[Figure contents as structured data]
-.-.-
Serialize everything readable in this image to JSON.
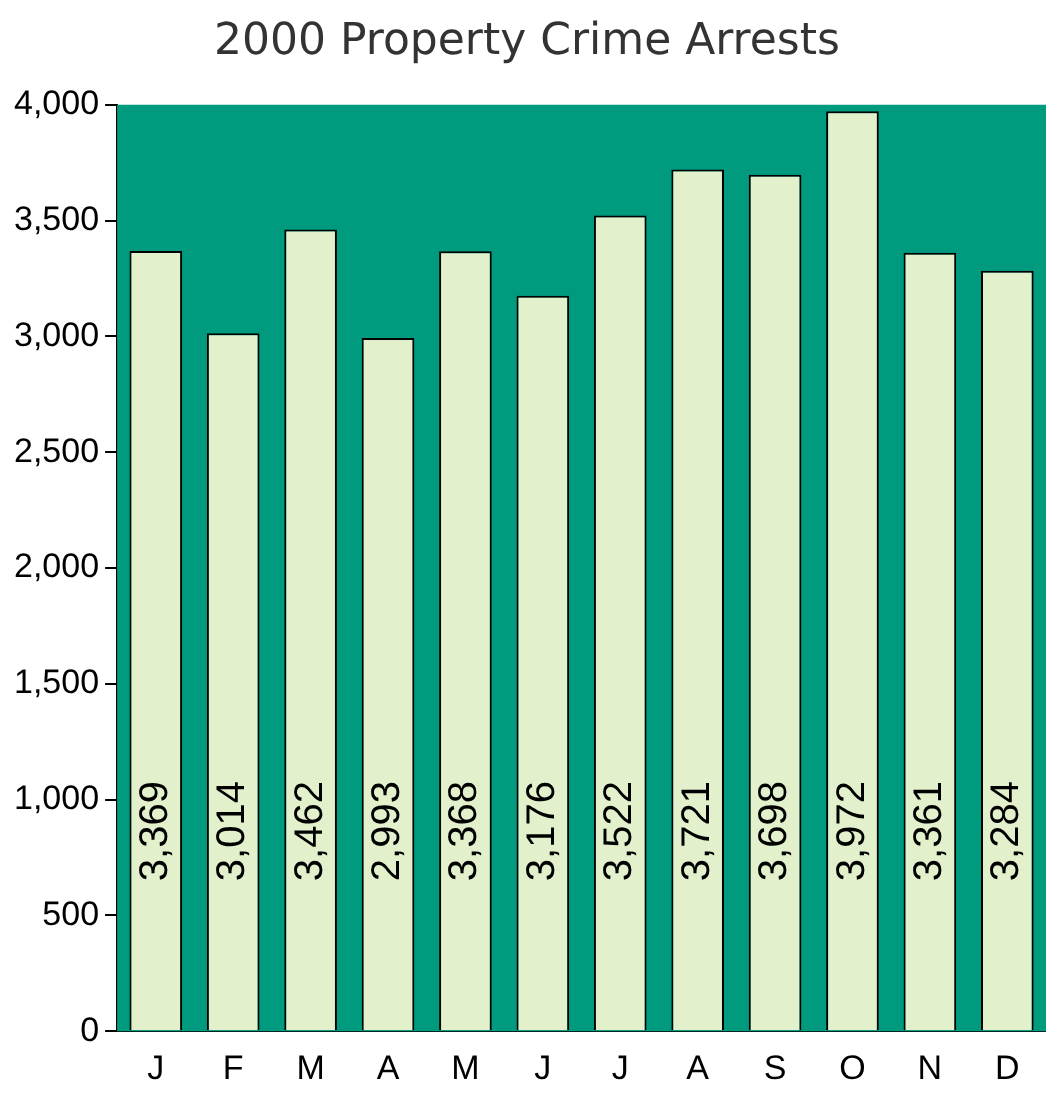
{
  "chart_data": {
    "type": "bar",
    "title": "2000 Property Crime Arrests",
    "categories": [
      "J",
      "F",
      "M",
      "A",
      "M",
      "J",
      "J",
      "A",
      "S",
      "O",
      "N",
      "D"
    ],
    "values": [
      3369,
      3014,
      3462,
      2993,
      3368,
      3176,
      3522,
      3721,
      3698,
      3972,
      3361,
      3284
    ],
    "value_labels": [
      "3,369",
      "3,014",
      "3,462",
      "2,993",
      "3,368",
      "3,176",
      "3,522",
      "3,721",
      "3,698",
      "3,972",
      "3,361",
      "3,284"
    ],
    "color": "#e2f1cc",
    "ylim": [
      0,
      4000
    ],
    "yticks": [
      0,
      500,
      {
        "value": 1000,
        "label": "1,000"
      },
      {
        "value": 1500,
        "label": "1,500"
      },
      {
        "value": 2000,
        "label": "2,000"
      },
      {
        "value": 2500,
        "label": "2,500"
      },
      {
        "value": 3000,
        "label": "3,000"
      },
      {
        "value": 3500,
        "label": "3,500"
      },
      {
        "value": 4000,
        "label": "4,000"
      }
    ],
    "bands": [
      {
        "axis": "y",
        "from": 0,
        "to": 4000,
        "color": "#009a7f"
      }
    ],
    "grid": false,
    "legend": false
  }
}
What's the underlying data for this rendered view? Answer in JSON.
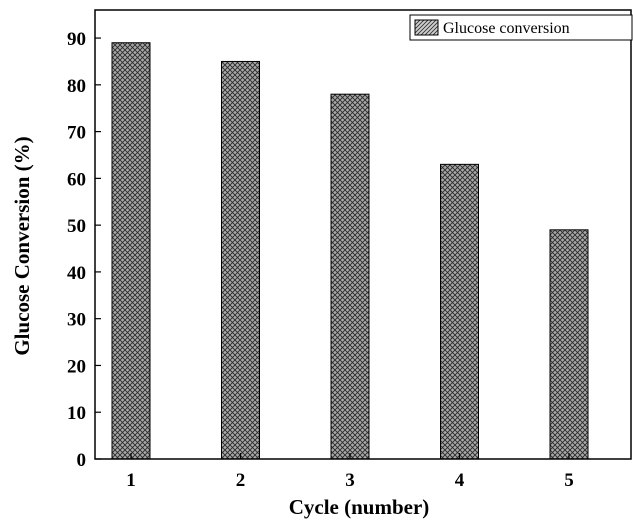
{
  "chart_data": {
    "type": "bar",
    "categories": [
      "1",
      "2",
      "3",
      "4",
      "5"
    ],
    "series": [
      {
        "name": "Glucose conversion",
        "values": [
          89,
          85,
          78,
          63,
          49
        ]
      }
    ],
    "xlabel": "Cycle (number)",
    "ylabel": "Glucose Conversion (%)",
    "ylim": [
      0,
      96
    ],
    "yticks": [
      "0",
      "10",
      "20",
      "30",
      "40",
      "50",
      "60",
      "70",
      "80",
      "90"
    ],
    "grid": false,
    "legend_position": "top-right",
    "bar_fill": "crosshatch",
    "bar_color": "#9a9a9a"
  }
}
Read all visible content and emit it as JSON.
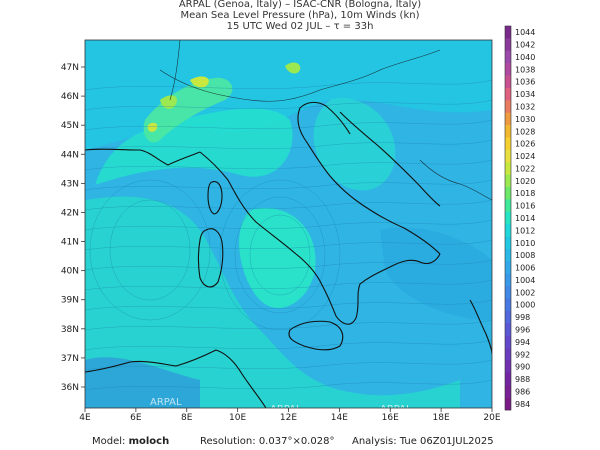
{
  "header": {
    "line1": "ARPAL (Genoa, Italy)  –  ISAC-CNR (Bologna, Italy)",
    "line2": "Mean Sea Level Pressure (hPa), 10m Winds (kn)",
    "line3": "15 UTC Wed 02 JUL  –  τ = 33h"
  },
  "map": {
    "lon_ticks": [
      "4E",
      "6E",
      "8E",
      "10E",
      "12E",
      "14E",
      "16E",
      "18E",
      "20E"
    ],
    "lat_ticks": [
      "47N",
      "46N",
      "45N",
      "44N",
      "43N",
      "42N",
      "41N",
      "40N",
      "39N",
      "38N",
      "37N",
      "36N"
    ],
    "watermark": "ARPAL",
    "sea_color": "#2fb4e4",
    "high_color": "#26e4c4"
  },
  "colorbar": {
    "labels": [
      "1044",
      "1042",
      "1040",
      "1038",
      "1036",
      "1034",
      "1032",
      "1030",
      "1028",
      "1026",
      "1024",
      "1022",
      "1020",
      "1018",
      "1016",
      "1014",
      "1012",
      "1010",
      "1008",
      "1006",
      "1004",
      "1002",
      "1000",
      "998",
      "996",
      "994",
      "992",
      "990",
      "988",
      "986",
      "984"
    ],
    "colors": [
      "#7a2a8a",
      "#8a3a9a",
      "#9a4aaa",
      "#b04aa0",
      "#c85090",
      "#e06080",
      "#e87a60",
      "#ee9a40",
      "#f2b830",
      "#f4d030",
      "#e8e040",
      "#c8e840",
      "#9ce850",
      "#6ee868",
      "#40e89a",
      "#26e4c4",
      "#20d8da",
      "#22c8e2",
      "#2ab8e6",
      "#32a8e8",
      "#3a98e8",
      "#4288e6",
      "#4a78e2",
      "#5268dc",
      "#5a58d4",
      "#6248ca",
      "#6a3cbe",
      "#7030b0",
      "#7426a2",
      "#782094",
      "#7a1a86"
    ]
  },
  "footer": {
    "model_label": "Model:",
    "model_value": "moloch",
    "resolution_label": "Resolution:",
    "resolution_value": "0.037°×0.028°",
    "analysis_label": "Analysis:",
    "analysis_value": "Tue 06Z01JUL2025"
  }
}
-.-.-
• _Problem to work on_
Print out the material word for word, omitting the pictures.

• _The output_
Serialize everything readable in this image to JSON.
{
  "chart_data": {
    "type": "bar",
    "title": "2000 Property Crime Arrests",
    "categories": [
      "J",
      "F",
      "M",
      "A",
      "M",
      "J",
      "J",
      "A",
      "S",
      "O",
      "N",
      "D"
    ],
    "values": [
      3369,
      3014,
      3462,
      2993,
      3368,
      3176,
      3522,
      3721,
      3698,
      3972,
      3361,
      3284
    ],
    "value_labels": [
      "3,369",
      "3,014",
      "3,462",
      "2,993",
      "3,368",
      "3,176",
      "3,522",
      "3,721",
      "3,698",
      "3,972",
      "3,361",
      "3,284"
    ],
    "color": "#e2f1cc",
    "ylim": [
      0,
      4000
    ],
    "yticks": [
      0,
      500,
      {
        "value": 1000,
        "label": "1,000"
      },
      {
        "value": 1500,
        "label": "1,500"
      },
      {
        "value": 2000,
        "label": "2,000"
      },
      {
        "value": 2500,
        "label": "2,500"
      },
      {
        "value": 3000,
        "label": "3,000"
      },
      {
        "value": 3500,
        "label": "3,500"
      },
      {
        "value": 4000,
        "label": "4,000"
      }
    ],
    "bands": [
      {
        "axis": "y",
        "from": 0,
        "to": 4000,
        "color": "#009a7f"
      }
    ],
    "grid": false,
    "legend": false
  }
}
What's the underlying data for this rendered view? Answer in JSON.
{
  "chart_data": {
    "type": "bar",
    "categories": [
      "1",
      "2",
      "3",
      "4",
      "5"
    ],
    "series": [
      {
        "name": "Glucose conversion",
        "values": [
          89,
          85,
          78,
          63,
          49
        ]
      }
    ],
    "xlabel": "Cycle (number)",
    "ylabel": "Glucose Conversion (%)",
    "ylim": [
      0,
      96
    ],
    "yticks": [
      "0",
      "10",
      "20",
      "30",
      "40",
      "50",
      "60",
      "70",
      "80",
      "90"
    ],
    "grid": false,
    "legend_position": "top-right",
    "bar_fill": "crosshatch",
    "bar_color": "#9a9a9a"
  }
}
Read all visible content and emit it as JSON.
{
  "header": {
    "line1": "ARPAL (Genoa, Italy)  –  ISAC-CNR (Bologna, Italy)",
    "line2": "Mean Sea Level Pressure (hPa), 10m Winds (kn)",
    "line3": "15 UTC Wed 02 JUL  –  τ = 33h"
  },
  "map": {
    "lon_ticks": [
      "4E",
      "6E",
      "8E",
      "10E",
      "12E",
      "14E",
      "16E",
      "18E",
      "20E"
    ],
    "lat_ticks": [
      "47N",
      "46N",
      "45N",
      "44N",
      "43N",
      "42N",
      "41N",
      "40N",
      "39N",
      "38N",
      "37N",
      "36N"
    ],
    "watermark": "ARPAL",
    "sea_color": "#2fb4e4",
    "high_color": "#26e4c4"
  },
  "colorbar": {
    "labels": [
      "1044",
      "1042",
      "1040",
      "1038",
      "1036",
      "1034",
      "1032",
      "1030",
      "1028",
      "1026",
      "1024",
      "1022",
      "1020",
      "1018",
      "1016",
      "1014",
      "1012",
      "1010",
      "1008",
      "1006",
      "1004",
      "1002",
      "1000",
      "998",
      "996",
      "994",
      "992",
      "990",
      "988",
      "986",
      "984"
    ],
    "colors": [
      "#7a2a8a",
      "#8a3a9a",
      "#9a4aaa",
      "#b04aa0",
      "#c85090",
      "#e06080",
      "#e87a60",
      "#ee9a40",
      "#f2b830",
      "#f4d030",
      "#e8e040",
      "#c8e840",
      "#9ce850",
      "#6ee868",
      "#40e89a",
      "#26e4c4",
      "#20d8da",
      "#22c8e2",
      "#2ab8e6",
      "#32a8e8",
      "#3a98e8",
      "#4288e6",
      "#4a78e2",
      "#5268dc",
      "#5a58d4",
      "#6248ca",
      "#6a3cbe",
      "#7030b0",
      "#7426a2",
      "#782094",
      "#7a1a86"
    ]
  },
  "footer": {
    "model_label": "Model:",
    "model_value": "moloch",
    "resolution_label": "Resolution:",
    "resolution_value": "0.037°×0.028°",
    "analysis_label": "Analysis:",
    "analysis_value": "Tue 06Z01JUL2025"
  }
}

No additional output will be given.